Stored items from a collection
++++
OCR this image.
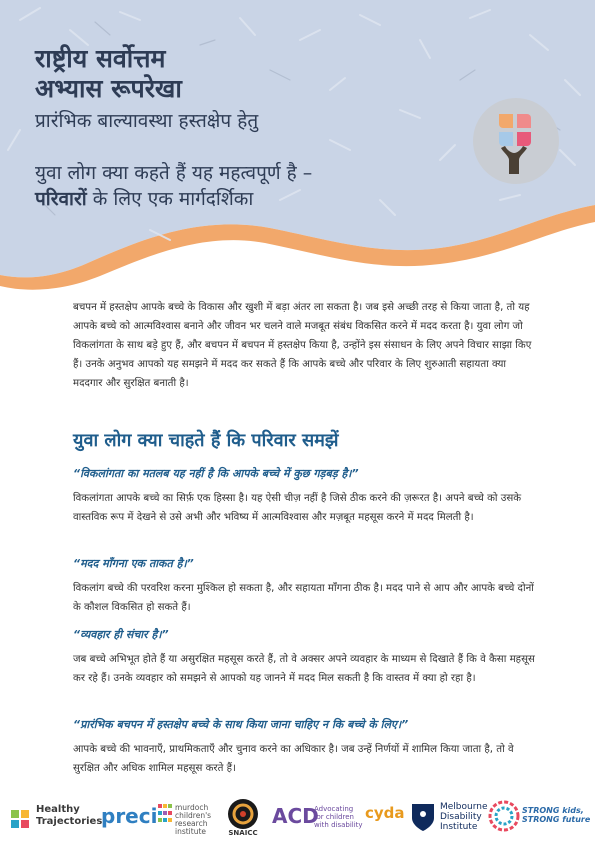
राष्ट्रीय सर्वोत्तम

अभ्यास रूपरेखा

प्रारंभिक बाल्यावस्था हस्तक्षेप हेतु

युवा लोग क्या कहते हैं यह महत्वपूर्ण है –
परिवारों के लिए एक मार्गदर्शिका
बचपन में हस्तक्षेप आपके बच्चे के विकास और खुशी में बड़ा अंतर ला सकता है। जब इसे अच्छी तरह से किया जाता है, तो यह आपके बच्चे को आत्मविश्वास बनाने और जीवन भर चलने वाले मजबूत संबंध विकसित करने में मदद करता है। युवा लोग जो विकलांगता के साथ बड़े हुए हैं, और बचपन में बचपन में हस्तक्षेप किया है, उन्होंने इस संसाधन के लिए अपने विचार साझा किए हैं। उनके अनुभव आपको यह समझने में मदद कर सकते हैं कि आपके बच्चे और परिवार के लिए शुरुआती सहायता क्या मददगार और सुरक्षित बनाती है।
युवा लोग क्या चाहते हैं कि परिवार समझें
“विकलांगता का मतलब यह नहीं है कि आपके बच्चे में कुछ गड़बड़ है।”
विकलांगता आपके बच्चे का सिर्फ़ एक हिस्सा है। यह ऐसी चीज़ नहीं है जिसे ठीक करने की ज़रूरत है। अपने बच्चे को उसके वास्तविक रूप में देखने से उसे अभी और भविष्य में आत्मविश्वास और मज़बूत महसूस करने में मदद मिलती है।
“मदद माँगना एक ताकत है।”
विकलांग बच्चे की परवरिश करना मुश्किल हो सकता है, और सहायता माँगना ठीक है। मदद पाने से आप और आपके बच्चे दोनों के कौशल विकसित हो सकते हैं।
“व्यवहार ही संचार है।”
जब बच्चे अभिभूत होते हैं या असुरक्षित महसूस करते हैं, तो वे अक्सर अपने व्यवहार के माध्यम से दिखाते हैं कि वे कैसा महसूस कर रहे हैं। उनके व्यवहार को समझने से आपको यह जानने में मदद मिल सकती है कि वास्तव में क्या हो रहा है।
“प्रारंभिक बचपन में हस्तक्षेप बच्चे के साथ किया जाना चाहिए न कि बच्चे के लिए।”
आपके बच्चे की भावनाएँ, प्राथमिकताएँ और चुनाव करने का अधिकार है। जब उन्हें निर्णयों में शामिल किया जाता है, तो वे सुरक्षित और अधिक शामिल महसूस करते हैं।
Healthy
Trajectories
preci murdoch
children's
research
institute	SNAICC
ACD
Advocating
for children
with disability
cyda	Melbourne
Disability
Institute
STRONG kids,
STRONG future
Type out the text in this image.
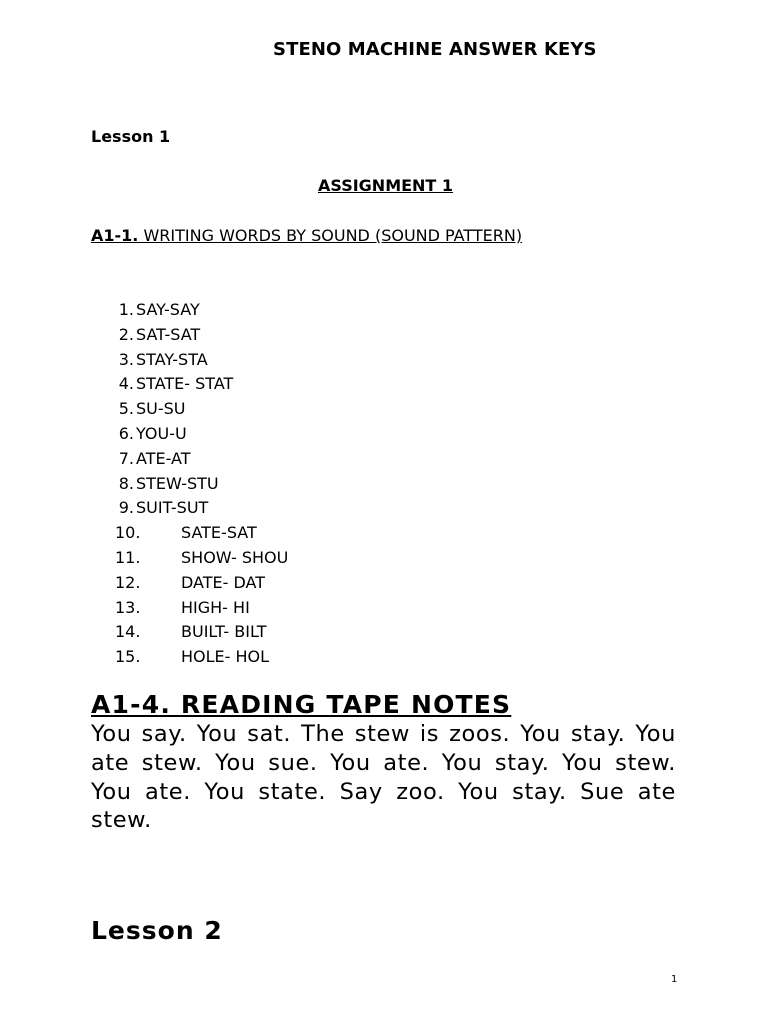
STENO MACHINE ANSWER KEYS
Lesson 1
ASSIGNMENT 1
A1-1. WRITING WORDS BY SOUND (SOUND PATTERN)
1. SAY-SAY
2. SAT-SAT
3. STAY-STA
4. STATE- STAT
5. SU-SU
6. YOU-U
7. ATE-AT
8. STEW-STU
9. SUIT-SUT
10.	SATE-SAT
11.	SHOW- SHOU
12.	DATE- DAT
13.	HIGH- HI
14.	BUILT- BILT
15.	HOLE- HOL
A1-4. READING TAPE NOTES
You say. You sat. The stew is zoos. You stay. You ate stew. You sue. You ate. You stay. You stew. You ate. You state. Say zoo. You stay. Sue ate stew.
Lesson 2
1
++++
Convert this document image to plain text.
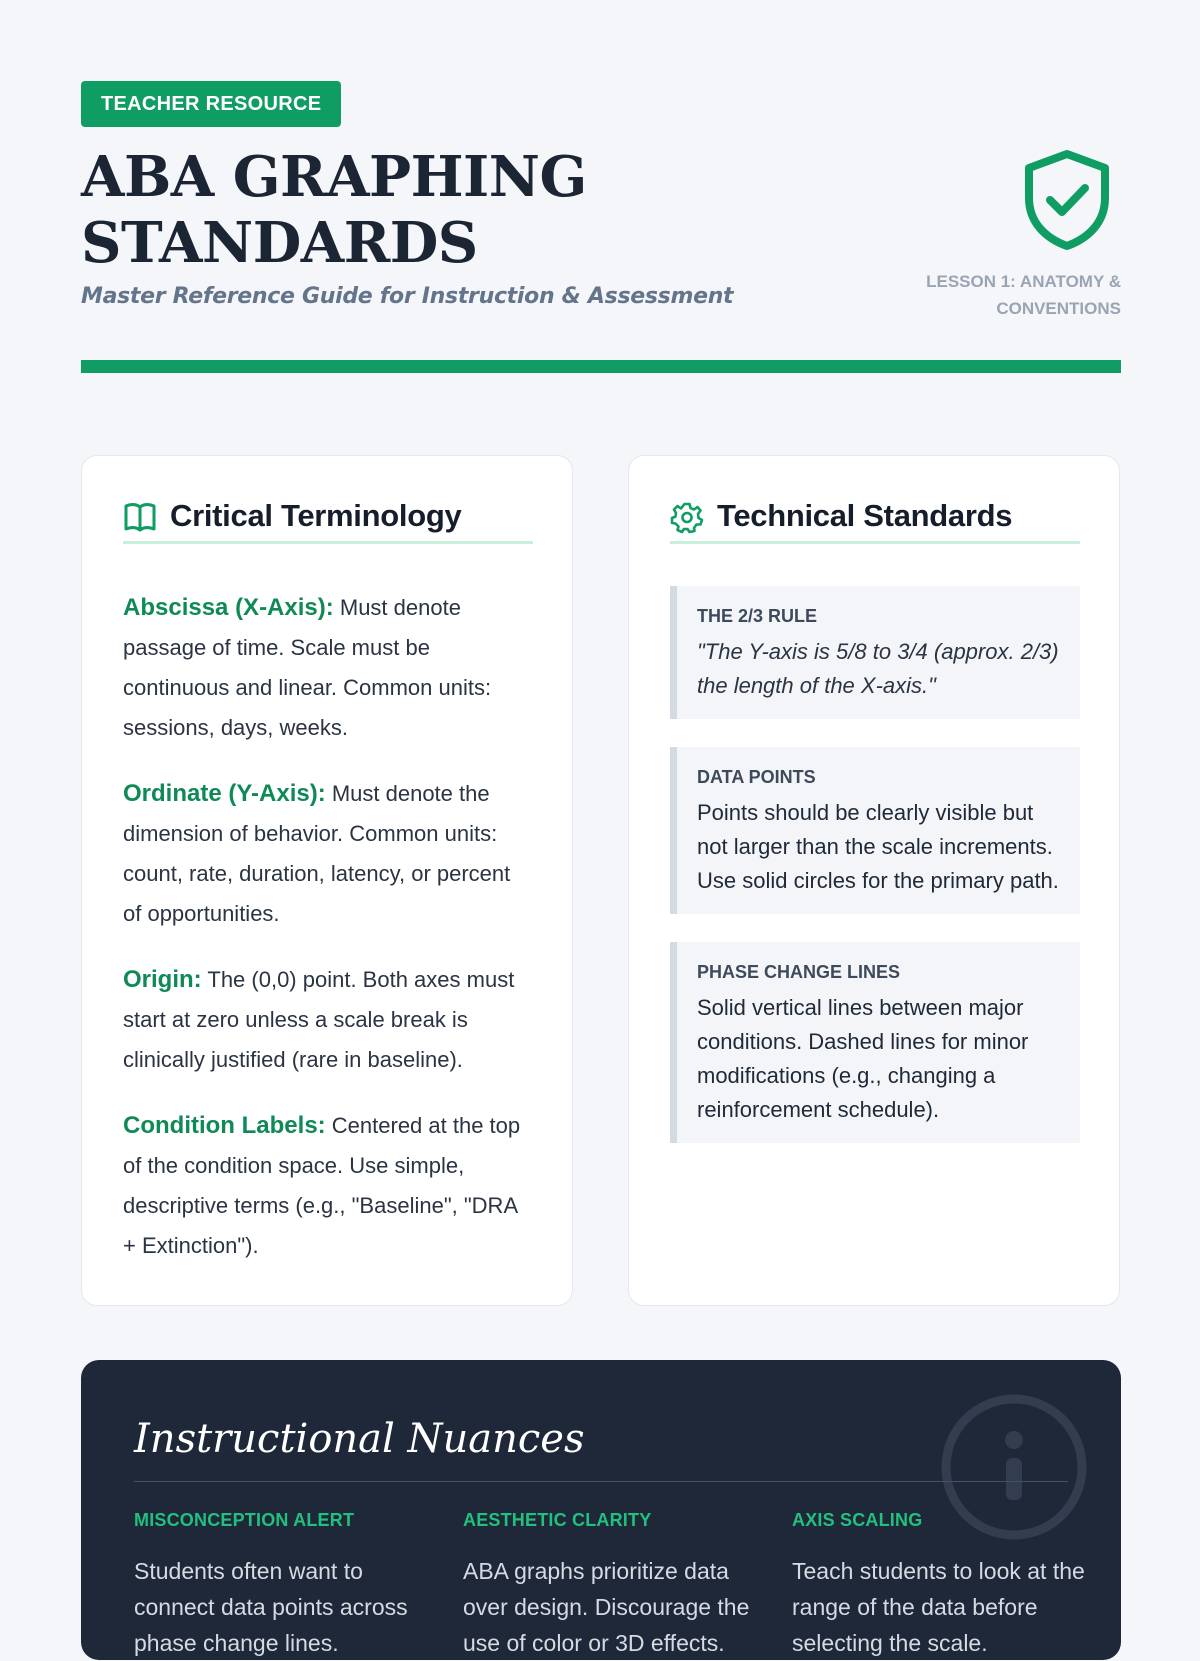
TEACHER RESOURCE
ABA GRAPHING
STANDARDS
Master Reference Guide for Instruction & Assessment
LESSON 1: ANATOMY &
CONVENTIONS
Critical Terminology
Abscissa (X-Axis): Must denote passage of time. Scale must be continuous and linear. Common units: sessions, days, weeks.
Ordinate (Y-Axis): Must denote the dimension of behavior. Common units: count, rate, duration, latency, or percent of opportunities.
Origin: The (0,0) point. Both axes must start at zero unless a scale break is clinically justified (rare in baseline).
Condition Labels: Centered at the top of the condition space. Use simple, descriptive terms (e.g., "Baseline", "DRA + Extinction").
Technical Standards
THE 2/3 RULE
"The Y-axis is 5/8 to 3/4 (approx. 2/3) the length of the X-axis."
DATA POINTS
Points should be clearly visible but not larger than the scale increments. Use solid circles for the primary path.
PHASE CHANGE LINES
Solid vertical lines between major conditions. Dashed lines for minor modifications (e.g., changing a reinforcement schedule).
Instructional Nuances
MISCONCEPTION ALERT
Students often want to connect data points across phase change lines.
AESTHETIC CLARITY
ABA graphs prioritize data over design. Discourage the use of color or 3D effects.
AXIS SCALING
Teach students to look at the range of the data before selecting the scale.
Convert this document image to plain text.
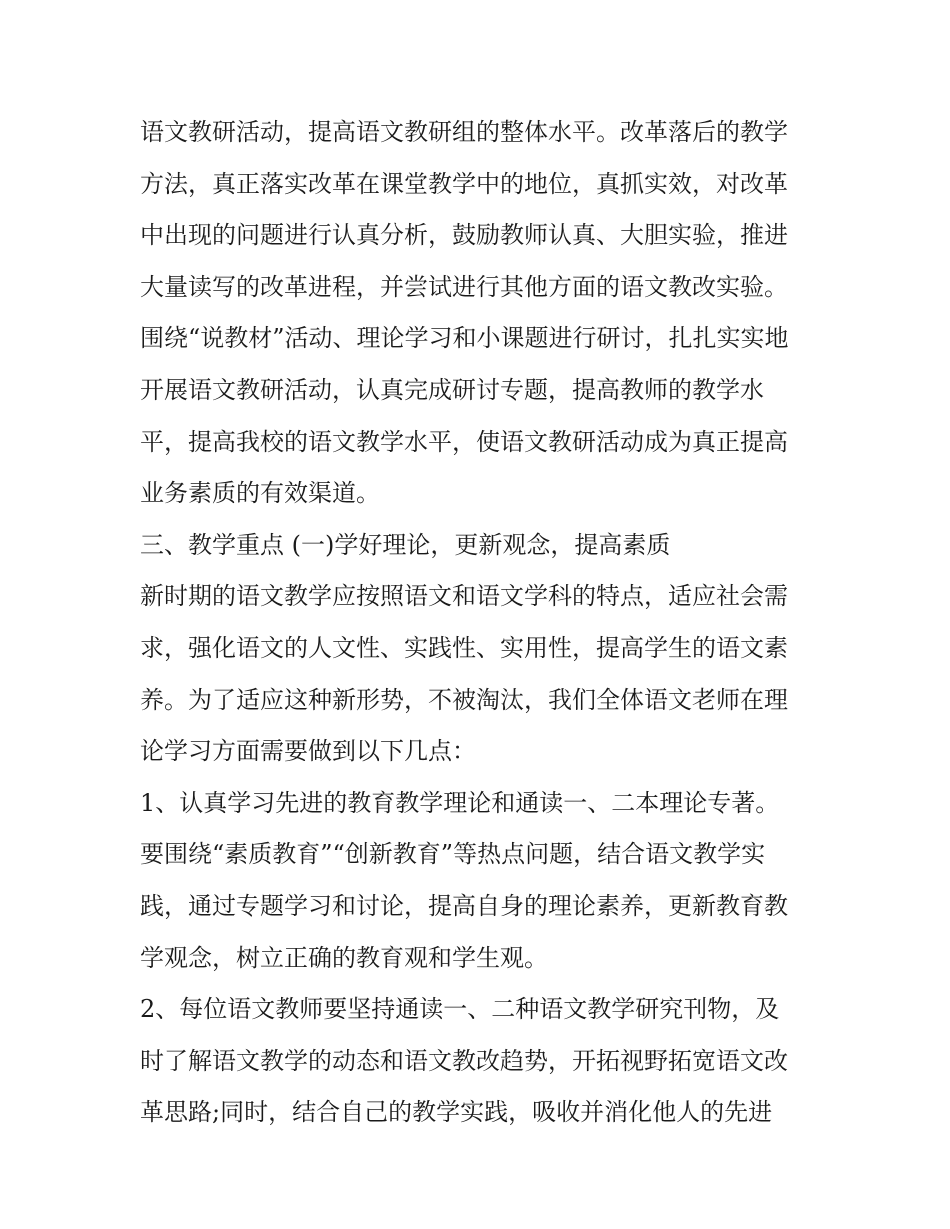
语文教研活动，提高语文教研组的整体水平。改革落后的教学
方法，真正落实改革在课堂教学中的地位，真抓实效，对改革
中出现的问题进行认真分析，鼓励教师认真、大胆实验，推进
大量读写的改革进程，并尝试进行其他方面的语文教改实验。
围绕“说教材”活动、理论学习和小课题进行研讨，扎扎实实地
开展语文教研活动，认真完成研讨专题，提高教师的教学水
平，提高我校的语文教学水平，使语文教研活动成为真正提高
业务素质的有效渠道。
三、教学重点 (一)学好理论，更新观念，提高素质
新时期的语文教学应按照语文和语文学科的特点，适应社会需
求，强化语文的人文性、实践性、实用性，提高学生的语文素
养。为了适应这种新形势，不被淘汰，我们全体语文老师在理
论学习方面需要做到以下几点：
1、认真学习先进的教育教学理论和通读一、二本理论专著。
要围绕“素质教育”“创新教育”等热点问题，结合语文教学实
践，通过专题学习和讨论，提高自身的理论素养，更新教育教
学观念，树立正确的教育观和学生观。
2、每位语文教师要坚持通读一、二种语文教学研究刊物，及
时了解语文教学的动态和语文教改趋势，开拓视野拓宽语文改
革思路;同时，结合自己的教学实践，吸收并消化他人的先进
++++
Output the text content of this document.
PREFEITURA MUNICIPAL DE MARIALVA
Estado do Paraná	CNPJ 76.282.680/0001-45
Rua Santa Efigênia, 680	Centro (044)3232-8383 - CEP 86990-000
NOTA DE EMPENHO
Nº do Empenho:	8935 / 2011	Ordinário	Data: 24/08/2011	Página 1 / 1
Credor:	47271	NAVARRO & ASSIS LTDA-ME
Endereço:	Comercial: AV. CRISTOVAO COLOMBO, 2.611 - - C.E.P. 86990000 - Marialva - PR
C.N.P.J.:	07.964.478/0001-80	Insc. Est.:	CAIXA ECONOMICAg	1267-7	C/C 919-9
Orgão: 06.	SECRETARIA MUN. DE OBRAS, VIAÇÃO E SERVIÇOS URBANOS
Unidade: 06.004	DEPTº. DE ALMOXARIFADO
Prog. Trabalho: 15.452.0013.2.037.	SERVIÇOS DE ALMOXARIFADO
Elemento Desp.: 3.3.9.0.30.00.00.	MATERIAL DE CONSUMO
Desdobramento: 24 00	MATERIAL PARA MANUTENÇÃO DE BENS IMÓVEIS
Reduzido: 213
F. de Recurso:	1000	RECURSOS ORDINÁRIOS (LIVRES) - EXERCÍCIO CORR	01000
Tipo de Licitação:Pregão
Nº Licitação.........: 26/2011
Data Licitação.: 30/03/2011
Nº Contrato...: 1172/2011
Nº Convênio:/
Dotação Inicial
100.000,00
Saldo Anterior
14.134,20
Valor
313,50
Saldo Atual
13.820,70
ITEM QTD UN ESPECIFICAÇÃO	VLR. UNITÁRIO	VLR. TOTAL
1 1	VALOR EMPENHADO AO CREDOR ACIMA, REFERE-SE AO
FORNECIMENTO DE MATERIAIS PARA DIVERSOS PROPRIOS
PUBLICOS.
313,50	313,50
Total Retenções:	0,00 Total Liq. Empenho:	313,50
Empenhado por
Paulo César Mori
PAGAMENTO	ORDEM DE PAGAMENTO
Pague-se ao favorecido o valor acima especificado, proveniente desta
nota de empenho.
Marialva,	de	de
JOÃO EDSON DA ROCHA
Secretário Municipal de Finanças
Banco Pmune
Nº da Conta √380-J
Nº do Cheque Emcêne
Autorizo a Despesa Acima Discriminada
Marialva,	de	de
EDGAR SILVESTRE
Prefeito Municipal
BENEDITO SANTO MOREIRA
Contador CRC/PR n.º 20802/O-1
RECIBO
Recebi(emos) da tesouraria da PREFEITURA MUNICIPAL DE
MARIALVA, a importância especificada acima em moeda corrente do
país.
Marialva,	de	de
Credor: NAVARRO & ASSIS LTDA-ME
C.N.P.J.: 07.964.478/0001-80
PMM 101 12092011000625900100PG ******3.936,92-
++++
Only lines with "ASSIS" are wanted here; list each of them.

> Correct response:
Credor:	47271	NAVARRO & ASSIS LTDA-ME
Credor: NAVARRO & ASSIS LTDA-ME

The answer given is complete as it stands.